(Data records)
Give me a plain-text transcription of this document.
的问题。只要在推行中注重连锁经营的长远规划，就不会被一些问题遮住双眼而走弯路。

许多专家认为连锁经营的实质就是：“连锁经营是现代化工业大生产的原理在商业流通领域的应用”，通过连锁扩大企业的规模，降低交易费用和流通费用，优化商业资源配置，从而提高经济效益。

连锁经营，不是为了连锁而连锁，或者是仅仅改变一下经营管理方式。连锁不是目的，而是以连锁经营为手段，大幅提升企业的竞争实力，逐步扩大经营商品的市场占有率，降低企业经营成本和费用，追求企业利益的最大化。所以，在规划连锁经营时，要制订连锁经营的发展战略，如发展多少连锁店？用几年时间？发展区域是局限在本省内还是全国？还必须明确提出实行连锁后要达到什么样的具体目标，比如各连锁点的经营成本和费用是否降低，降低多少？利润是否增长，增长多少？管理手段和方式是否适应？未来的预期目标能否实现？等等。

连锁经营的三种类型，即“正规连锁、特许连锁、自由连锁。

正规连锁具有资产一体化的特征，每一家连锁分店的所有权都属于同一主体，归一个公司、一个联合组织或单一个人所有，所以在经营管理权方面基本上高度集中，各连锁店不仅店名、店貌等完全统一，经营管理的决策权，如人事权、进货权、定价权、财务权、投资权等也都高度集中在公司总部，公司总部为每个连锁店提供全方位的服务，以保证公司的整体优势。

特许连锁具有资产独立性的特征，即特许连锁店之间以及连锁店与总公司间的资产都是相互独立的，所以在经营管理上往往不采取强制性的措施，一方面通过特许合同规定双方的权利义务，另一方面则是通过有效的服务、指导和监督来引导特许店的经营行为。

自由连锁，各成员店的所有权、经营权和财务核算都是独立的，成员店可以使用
* * *
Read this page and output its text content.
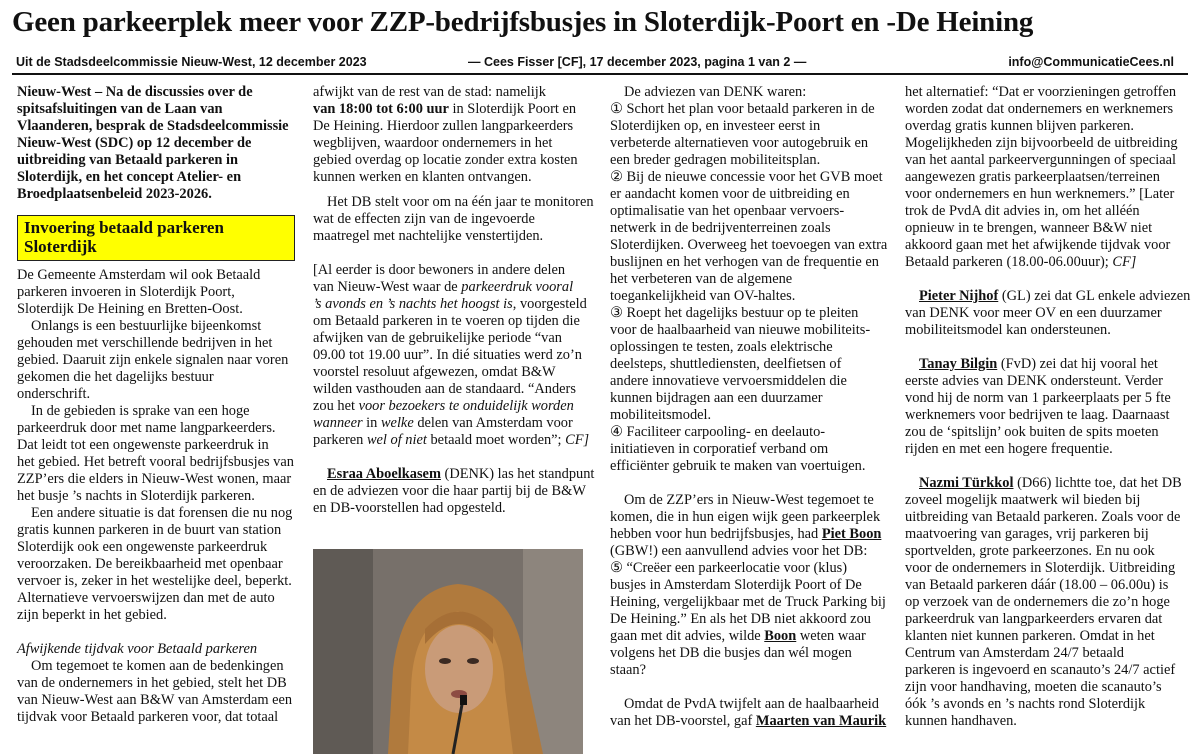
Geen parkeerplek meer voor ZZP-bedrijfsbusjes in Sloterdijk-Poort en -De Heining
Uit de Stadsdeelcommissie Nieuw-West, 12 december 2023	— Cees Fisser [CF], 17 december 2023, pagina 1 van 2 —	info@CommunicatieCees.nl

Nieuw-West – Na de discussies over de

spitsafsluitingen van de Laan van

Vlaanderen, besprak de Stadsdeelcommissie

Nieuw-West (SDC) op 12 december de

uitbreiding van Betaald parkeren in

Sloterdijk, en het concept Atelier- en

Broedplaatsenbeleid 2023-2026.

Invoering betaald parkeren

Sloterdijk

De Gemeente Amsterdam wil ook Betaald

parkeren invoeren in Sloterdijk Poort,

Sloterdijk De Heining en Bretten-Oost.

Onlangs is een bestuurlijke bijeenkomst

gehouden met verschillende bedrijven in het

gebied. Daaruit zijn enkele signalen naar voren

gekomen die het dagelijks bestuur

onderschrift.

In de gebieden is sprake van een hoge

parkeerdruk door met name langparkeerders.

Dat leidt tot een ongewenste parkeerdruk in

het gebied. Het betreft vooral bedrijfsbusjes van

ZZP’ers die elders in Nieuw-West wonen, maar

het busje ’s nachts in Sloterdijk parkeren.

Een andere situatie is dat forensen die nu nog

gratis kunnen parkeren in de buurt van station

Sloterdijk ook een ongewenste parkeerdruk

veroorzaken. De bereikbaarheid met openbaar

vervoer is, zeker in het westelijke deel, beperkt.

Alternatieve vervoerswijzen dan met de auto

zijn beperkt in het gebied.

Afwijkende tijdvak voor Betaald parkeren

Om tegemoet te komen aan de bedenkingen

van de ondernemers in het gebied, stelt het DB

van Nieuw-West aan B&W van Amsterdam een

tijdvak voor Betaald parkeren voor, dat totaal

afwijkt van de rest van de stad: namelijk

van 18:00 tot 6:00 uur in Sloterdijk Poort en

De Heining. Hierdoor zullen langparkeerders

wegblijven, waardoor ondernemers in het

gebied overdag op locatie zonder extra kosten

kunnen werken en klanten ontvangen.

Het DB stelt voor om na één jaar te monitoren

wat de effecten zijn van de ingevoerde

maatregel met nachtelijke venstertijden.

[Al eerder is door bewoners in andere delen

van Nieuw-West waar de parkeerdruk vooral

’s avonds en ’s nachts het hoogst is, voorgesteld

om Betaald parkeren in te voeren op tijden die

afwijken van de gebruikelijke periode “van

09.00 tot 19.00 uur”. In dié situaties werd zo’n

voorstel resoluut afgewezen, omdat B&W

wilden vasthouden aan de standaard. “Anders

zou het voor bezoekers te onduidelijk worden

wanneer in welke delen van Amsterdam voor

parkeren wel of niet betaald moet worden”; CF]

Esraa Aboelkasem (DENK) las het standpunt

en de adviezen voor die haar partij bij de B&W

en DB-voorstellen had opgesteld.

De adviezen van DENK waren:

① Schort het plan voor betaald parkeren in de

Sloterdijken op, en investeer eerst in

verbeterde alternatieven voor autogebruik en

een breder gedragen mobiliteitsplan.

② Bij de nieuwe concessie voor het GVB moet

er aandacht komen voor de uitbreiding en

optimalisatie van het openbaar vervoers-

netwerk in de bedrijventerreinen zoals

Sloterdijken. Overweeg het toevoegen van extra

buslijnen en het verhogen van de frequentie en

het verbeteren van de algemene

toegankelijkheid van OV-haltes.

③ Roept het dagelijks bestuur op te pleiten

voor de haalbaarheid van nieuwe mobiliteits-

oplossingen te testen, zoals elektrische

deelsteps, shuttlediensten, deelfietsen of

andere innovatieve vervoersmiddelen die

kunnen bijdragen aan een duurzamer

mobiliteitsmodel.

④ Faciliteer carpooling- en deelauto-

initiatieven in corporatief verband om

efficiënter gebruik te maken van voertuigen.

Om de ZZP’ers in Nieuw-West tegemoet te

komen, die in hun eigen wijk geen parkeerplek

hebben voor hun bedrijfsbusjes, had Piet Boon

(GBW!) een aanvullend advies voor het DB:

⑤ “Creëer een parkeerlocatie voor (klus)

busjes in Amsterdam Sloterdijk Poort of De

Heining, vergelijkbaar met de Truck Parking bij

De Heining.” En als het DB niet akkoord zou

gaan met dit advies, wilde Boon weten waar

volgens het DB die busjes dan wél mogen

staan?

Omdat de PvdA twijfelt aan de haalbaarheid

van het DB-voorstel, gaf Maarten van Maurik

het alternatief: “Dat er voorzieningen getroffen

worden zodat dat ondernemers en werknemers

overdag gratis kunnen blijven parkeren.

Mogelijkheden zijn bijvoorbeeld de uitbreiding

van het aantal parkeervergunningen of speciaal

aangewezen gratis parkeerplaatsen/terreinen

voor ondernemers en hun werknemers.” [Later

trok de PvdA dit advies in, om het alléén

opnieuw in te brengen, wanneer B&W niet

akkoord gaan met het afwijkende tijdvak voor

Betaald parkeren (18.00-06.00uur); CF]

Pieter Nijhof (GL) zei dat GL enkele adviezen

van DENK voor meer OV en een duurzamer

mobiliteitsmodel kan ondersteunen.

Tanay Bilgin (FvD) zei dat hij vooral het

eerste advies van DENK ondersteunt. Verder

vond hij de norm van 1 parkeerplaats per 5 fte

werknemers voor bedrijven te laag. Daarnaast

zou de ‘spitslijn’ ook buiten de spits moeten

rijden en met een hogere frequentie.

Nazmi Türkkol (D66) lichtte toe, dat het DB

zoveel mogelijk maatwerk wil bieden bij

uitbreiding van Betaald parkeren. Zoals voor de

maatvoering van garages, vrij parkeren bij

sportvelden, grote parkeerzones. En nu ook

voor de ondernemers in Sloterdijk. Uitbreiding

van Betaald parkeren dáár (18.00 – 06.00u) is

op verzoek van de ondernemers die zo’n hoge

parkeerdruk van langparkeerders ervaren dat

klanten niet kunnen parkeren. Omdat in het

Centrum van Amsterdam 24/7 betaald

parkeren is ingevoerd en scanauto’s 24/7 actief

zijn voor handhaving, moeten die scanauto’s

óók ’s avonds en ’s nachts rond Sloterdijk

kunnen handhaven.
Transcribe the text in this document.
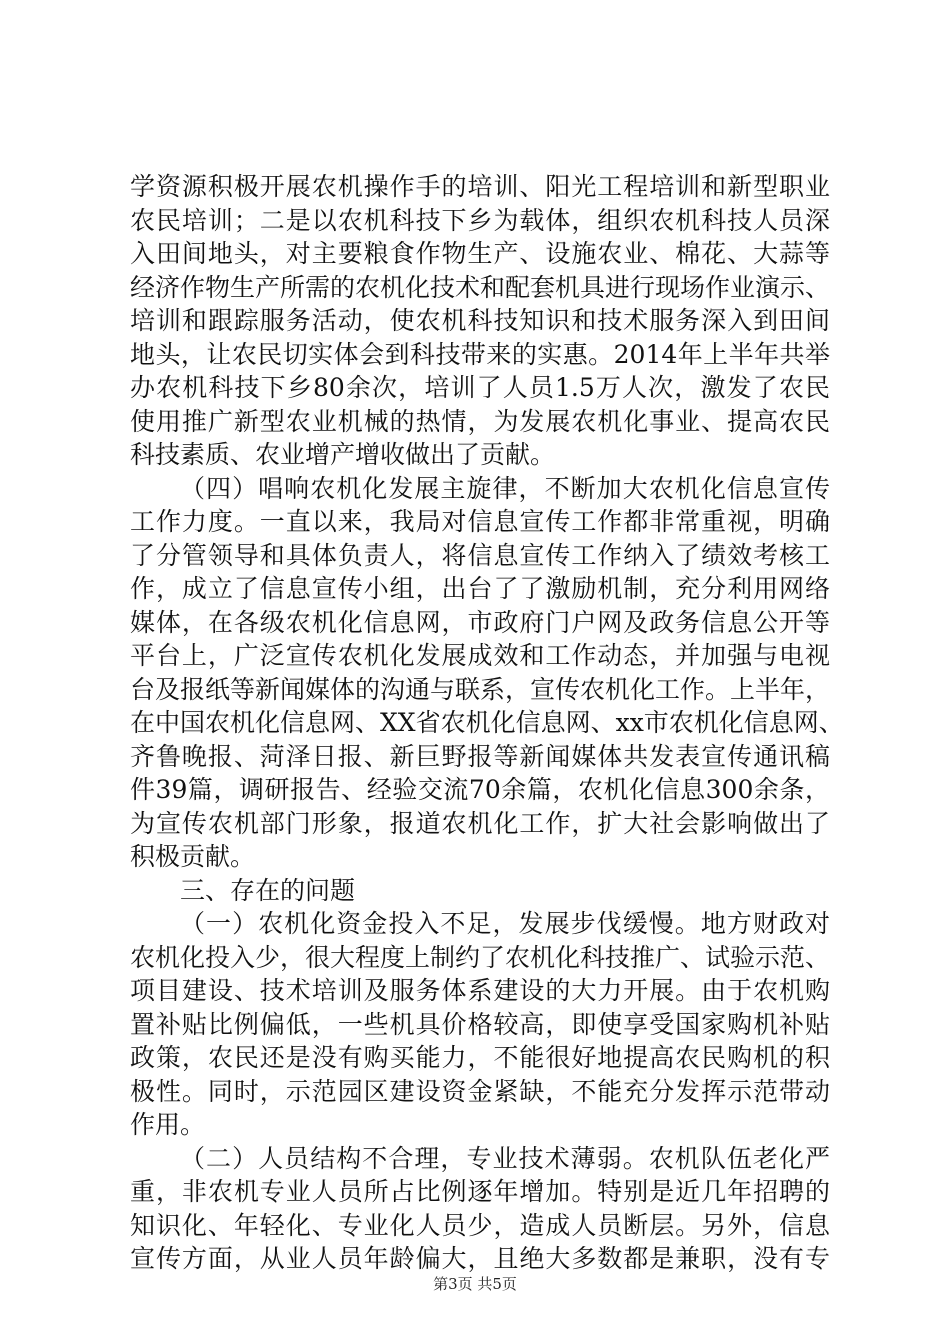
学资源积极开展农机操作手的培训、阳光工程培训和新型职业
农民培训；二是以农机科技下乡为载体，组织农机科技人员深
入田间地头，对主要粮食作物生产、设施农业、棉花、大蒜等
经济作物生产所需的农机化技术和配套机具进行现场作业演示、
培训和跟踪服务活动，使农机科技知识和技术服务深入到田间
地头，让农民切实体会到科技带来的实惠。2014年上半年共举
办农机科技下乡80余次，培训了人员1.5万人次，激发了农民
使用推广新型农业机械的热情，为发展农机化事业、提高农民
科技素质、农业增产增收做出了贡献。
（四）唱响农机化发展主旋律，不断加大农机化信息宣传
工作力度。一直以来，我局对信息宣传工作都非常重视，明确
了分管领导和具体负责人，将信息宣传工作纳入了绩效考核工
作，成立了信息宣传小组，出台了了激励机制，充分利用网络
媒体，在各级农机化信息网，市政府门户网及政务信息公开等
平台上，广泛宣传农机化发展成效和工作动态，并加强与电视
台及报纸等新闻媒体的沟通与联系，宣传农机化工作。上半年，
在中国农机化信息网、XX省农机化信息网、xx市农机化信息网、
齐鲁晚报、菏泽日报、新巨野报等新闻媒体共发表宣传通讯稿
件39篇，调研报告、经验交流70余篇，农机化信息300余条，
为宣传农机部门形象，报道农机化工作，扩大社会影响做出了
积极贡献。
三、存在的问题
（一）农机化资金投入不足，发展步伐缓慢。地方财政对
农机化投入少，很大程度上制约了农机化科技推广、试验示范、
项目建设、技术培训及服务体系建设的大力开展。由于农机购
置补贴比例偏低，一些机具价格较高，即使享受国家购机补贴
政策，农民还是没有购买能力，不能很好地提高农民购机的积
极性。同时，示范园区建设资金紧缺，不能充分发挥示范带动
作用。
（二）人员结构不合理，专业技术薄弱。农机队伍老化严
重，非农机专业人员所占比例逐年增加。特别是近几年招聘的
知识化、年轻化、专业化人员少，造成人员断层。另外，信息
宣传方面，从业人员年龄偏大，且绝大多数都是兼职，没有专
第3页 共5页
...
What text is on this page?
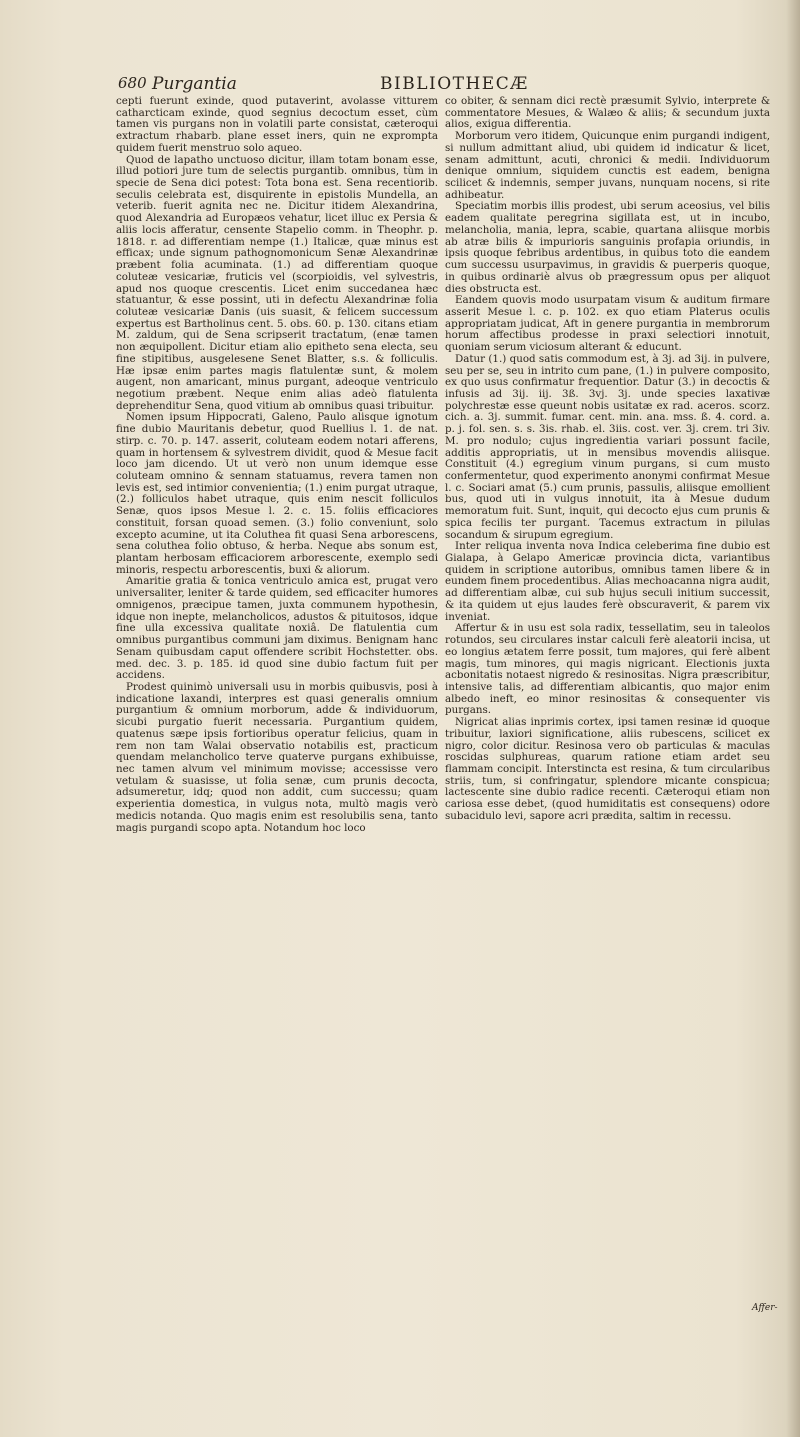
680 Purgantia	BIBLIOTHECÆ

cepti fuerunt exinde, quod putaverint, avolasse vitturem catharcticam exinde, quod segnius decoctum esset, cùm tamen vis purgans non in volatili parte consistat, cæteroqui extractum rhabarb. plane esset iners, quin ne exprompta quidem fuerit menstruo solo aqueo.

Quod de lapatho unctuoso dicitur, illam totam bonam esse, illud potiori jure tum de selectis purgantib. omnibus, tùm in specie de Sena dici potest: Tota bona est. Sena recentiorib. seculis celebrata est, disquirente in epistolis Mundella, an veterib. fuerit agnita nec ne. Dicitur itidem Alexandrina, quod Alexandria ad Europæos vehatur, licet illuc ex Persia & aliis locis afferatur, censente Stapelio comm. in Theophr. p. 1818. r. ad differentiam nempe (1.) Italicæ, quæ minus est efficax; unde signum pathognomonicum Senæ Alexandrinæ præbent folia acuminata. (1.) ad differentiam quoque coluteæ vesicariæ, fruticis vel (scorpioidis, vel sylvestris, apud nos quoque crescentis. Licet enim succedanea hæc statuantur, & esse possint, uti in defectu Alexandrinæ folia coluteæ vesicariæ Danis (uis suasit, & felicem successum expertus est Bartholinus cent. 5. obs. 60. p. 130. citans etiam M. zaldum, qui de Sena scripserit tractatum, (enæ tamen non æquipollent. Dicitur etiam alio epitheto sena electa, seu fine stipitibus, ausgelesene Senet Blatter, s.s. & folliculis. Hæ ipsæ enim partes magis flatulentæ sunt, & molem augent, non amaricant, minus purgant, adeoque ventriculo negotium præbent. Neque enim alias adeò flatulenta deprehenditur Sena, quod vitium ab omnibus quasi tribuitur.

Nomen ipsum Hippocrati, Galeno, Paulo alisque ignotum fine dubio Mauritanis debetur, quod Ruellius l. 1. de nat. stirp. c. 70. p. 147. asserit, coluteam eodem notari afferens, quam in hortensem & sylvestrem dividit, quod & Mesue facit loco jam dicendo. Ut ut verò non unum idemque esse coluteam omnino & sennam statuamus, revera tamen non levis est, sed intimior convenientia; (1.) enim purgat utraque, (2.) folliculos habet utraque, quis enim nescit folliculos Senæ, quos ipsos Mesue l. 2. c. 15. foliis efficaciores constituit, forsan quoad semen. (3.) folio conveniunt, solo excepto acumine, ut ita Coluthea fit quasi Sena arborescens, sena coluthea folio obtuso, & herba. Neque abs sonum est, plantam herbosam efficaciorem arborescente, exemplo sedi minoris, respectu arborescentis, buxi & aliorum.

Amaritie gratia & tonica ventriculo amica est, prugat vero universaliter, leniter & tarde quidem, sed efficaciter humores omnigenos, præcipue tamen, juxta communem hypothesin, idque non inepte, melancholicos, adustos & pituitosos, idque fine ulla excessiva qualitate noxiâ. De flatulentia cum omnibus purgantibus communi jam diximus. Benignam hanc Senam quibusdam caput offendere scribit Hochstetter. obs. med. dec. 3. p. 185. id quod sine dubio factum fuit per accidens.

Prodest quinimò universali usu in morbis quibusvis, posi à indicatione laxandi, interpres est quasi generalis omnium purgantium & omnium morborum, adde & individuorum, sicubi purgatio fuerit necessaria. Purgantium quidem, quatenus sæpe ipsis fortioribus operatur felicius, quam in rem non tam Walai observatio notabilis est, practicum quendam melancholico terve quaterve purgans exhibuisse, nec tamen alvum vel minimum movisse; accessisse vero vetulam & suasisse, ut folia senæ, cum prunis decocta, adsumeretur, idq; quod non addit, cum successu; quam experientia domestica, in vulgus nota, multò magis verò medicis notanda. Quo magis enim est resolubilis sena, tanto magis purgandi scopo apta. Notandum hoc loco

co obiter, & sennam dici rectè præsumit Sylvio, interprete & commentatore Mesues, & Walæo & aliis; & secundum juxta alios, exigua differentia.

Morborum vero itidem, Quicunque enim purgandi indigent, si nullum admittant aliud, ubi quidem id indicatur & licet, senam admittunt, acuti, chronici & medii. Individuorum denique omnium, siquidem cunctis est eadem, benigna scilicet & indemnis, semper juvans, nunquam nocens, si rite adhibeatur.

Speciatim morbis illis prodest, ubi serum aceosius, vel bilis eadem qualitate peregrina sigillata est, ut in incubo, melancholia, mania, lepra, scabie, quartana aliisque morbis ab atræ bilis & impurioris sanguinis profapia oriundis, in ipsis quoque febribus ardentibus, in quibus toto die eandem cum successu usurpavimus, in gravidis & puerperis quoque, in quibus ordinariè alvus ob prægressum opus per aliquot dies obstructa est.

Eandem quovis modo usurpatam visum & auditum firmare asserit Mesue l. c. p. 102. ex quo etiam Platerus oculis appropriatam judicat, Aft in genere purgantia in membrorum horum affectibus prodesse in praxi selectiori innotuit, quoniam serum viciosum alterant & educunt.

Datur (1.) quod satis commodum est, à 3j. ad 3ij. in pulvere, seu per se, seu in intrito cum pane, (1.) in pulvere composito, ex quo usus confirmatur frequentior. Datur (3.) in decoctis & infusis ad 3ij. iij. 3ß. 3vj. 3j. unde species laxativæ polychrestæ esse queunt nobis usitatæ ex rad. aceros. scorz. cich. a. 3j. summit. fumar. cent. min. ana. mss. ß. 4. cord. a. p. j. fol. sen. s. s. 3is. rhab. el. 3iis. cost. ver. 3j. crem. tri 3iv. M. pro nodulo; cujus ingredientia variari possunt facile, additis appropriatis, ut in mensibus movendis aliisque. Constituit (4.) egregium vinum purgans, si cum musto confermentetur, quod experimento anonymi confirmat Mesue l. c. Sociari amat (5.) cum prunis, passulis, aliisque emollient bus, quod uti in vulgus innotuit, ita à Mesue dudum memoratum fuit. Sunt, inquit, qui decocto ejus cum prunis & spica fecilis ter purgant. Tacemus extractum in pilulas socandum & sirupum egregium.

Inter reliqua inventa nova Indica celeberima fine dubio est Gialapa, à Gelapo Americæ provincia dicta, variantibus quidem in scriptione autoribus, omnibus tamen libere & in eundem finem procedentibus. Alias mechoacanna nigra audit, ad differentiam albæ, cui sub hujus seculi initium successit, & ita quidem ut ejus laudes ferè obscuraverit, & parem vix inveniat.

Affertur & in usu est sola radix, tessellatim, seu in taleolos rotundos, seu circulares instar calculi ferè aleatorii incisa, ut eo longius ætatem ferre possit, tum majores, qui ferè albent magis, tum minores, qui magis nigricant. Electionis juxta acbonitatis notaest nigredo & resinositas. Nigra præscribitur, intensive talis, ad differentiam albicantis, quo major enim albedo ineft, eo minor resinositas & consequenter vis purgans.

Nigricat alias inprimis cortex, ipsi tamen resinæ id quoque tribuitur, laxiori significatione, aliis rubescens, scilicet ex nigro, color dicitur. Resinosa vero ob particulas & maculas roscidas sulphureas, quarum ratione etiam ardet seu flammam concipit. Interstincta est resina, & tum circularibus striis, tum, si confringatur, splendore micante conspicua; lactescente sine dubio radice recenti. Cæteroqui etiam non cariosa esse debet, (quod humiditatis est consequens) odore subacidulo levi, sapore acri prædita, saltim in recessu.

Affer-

Instructions for the task: Make a copy of each line that contains the string "scanauto".

Reply:
parkeren is ingevoerd en scanauto’s 24/7 actief
zijn voor handhaving, moeten die scanauto’s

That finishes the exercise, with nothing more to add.